■ **Stated problem**
Return the lines from the one containing "Segment this screenshot: for" through the one containing "circle-icon xyxy=(274,1232,302,1260)", unchanged and with both ends included, and omit the pictures.

■ **Information supplied**
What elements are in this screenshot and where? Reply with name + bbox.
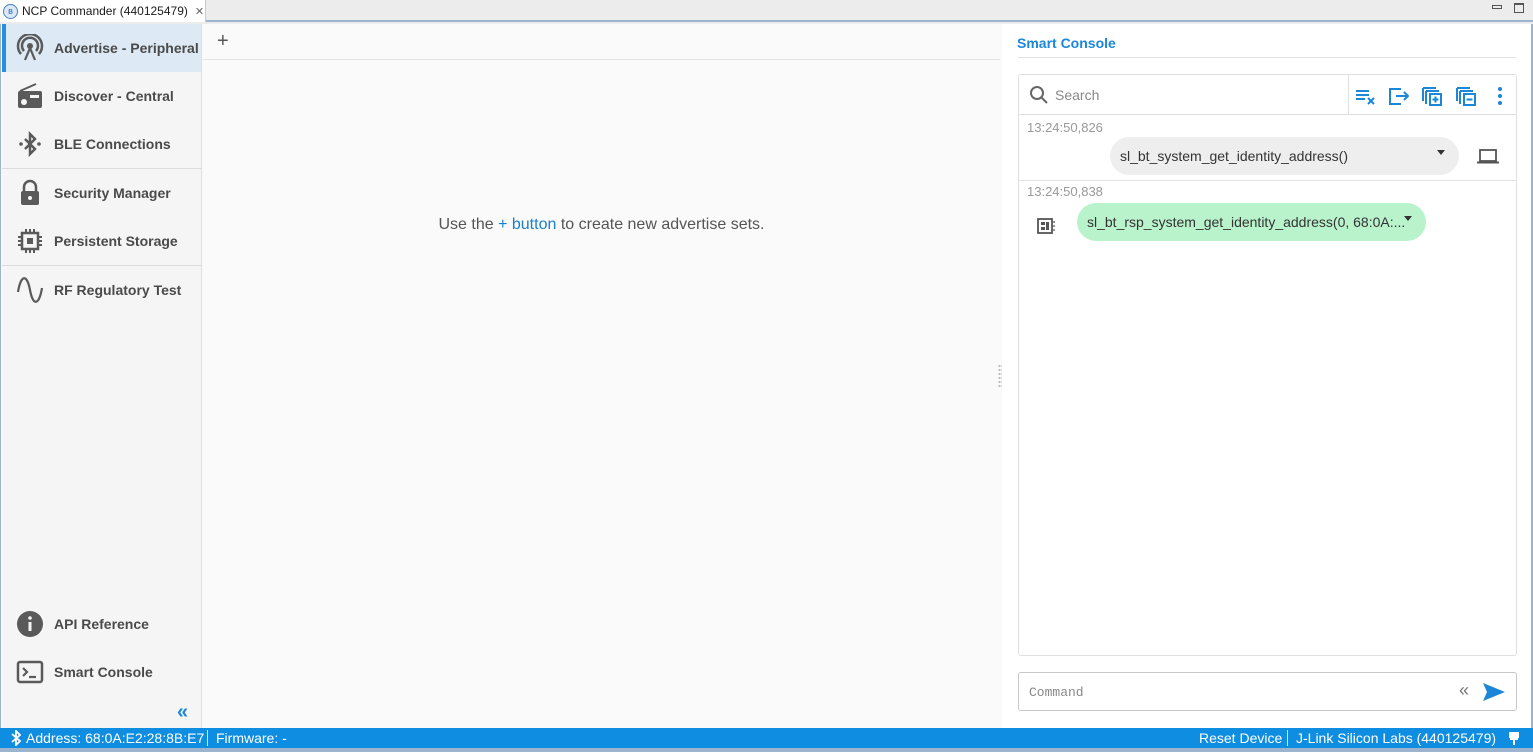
---
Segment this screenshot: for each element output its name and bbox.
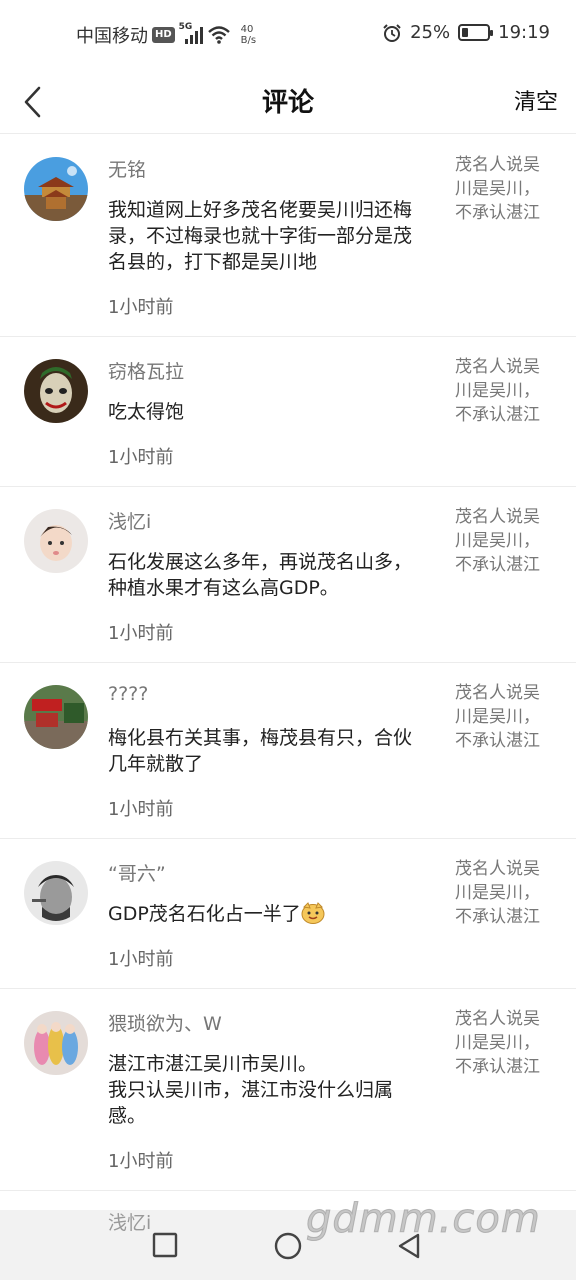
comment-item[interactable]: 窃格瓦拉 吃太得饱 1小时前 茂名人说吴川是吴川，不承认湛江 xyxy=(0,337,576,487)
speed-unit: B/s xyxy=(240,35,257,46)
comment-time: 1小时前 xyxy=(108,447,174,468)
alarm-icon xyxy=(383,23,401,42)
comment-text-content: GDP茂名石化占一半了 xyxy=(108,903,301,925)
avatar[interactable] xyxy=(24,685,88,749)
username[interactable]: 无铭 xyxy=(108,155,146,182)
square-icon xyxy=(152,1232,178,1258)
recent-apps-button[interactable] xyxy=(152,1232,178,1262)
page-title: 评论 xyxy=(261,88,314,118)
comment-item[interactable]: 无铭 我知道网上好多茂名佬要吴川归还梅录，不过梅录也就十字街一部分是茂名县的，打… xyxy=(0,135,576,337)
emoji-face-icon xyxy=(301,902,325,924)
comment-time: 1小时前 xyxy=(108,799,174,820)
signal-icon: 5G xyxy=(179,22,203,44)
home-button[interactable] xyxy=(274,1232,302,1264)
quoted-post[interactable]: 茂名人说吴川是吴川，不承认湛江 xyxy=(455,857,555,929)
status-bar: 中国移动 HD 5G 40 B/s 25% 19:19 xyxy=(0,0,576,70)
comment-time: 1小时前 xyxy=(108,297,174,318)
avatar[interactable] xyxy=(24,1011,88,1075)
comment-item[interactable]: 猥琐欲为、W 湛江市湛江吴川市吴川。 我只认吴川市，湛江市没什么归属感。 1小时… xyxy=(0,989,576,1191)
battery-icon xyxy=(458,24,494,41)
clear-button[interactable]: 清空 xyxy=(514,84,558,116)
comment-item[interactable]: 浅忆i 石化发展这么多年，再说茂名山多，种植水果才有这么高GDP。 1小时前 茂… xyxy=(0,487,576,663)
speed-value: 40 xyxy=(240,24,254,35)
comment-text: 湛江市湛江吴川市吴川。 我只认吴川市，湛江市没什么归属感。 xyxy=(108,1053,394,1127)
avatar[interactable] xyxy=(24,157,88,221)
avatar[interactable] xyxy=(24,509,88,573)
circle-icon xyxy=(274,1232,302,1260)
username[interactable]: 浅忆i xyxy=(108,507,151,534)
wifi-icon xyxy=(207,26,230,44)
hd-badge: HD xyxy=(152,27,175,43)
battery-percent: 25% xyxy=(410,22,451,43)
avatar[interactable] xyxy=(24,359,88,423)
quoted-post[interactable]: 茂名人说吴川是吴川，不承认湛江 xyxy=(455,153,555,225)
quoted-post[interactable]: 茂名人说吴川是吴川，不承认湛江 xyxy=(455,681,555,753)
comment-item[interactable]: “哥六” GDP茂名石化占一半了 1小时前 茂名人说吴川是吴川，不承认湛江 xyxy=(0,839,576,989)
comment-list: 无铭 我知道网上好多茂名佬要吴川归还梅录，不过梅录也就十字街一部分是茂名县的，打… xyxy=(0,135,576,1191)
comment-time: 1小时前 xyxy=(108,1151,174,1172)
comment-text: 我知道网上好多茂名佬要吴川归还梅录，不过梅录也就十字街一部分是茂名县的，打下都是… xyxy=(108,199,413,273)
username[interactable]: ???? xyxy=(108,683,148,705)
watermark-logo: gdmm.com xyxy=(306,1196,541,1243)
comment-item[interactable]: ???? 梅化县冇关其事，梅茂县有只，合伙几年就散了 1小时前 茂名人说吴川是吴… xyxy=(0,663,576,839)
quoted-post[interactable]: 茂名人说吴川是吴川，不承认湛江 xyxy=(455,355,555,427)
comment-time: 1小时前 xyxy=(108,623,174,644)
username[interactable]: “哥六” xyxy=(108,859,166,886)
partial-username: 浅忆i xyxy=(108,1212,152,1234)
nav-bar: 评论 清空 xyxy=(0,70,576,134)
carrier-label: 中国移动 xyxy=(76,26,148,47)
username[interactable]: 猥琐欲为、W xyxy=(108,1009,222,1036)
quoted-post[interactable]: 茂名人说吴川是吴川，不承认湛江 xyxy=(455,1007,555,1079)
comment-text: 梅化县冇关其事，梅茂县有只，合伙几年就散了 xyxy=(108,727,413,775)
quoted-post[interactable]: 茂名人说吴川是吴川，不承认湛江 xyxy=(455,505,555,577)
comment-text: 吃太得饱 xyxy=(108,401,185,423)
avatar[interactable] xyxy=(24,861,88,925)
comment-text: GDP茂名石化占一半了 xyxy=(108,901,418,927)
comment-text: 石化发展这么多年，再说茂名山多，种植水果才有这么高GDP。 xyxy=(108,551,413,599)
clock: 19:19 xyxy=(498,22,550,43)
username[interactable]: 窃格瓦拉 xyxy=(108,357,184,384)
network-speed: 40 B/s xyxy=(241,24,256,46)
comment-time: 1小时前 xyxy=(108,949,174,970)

■ **Solution for this exercise**
Segment this screenshot: for each element output its name and bbox.
comment-item[interactable]: 窃格瓦拉 吃太得饱 1小时前 茂名人说吴川是吴川，不承认湛江 xyxy=(0,337,576,487)
speed-unit: B/s xyxy=(240,35,257,46)
comment-time: 1小时前 xyxy=(108,447,174,468)
alarm-icon xyxy=(383,23,401,42)
comment-text-content: GDP茂名石化占一半了 xyxy=(108,903,301,925)
avatar[interactable] xyxy=(24,685,88,749)
username[interactable]: 无铭 xyxy=(108,155,146,182)
square-icon xyxy=(152,1232,178,1258)
recent-apps-button[interactable] xyxy=(152,1232,178,1262)
page-title: 评论 xyxy=(261,88,314,118)
comment-item[interactable]: 无铭 我知道网上好多茂名佬要吴川归还梅录，不过梅录也就十字街一部分是茂名县的，打… xyxy=(0,135,576,337)
emoji-face-icon xyxy=(301,902,325,924)
comment-time: 1小时前 xyxy=(108,799,174,820)
signal-icon: 5G xyxy=(179,22,203,44)
home-button[interactable] xyxy=(274,1232,302,1264)
quoted-post[interactable]: 茂名人说吴川是吴川，不承认湛江 xyxy=(455,857,555,929)
status-bar: 中国移动 HD 5G 40 B/s 25% 19:19 xyxy=(0,0,576,70)
comment-time: 1小时前 xyxy=(108,297,174,318)
avatar[interactable] xyxy=(24,1011,88,1075)
comment-item[interactable]: 猥琐欲为、W 湛江市湛江吴川市吴川。 我只认吴川市，湛江市没什么归属感。 1小时… xyxy=(0,989,576,1191)
battery-icon xyxy=(458,24,494,41)
clear-button[interactable]: 清空 xyxy=(514,84,558,116)
comment-item[interactable]: 浅忆i 石化发展这么多年，再说茂名山多，种植水果才有这么高GDP。 1小时前 茂… xyxy=(0,487,576,663)
speed-value: 40 xyxy=(240,24,254,35)
comment-text: 湛江市湛江吴川市吴川。 我只认吴川市，湛江市没什么归属感。 xyxy=(108,1053,394,1127)
avatar[interactable] xyxy=(24,157,88,221)
avatar[interactable] xyxy=(24,509,88,573)
circle-icon xyxy=(274,1232,302,1260)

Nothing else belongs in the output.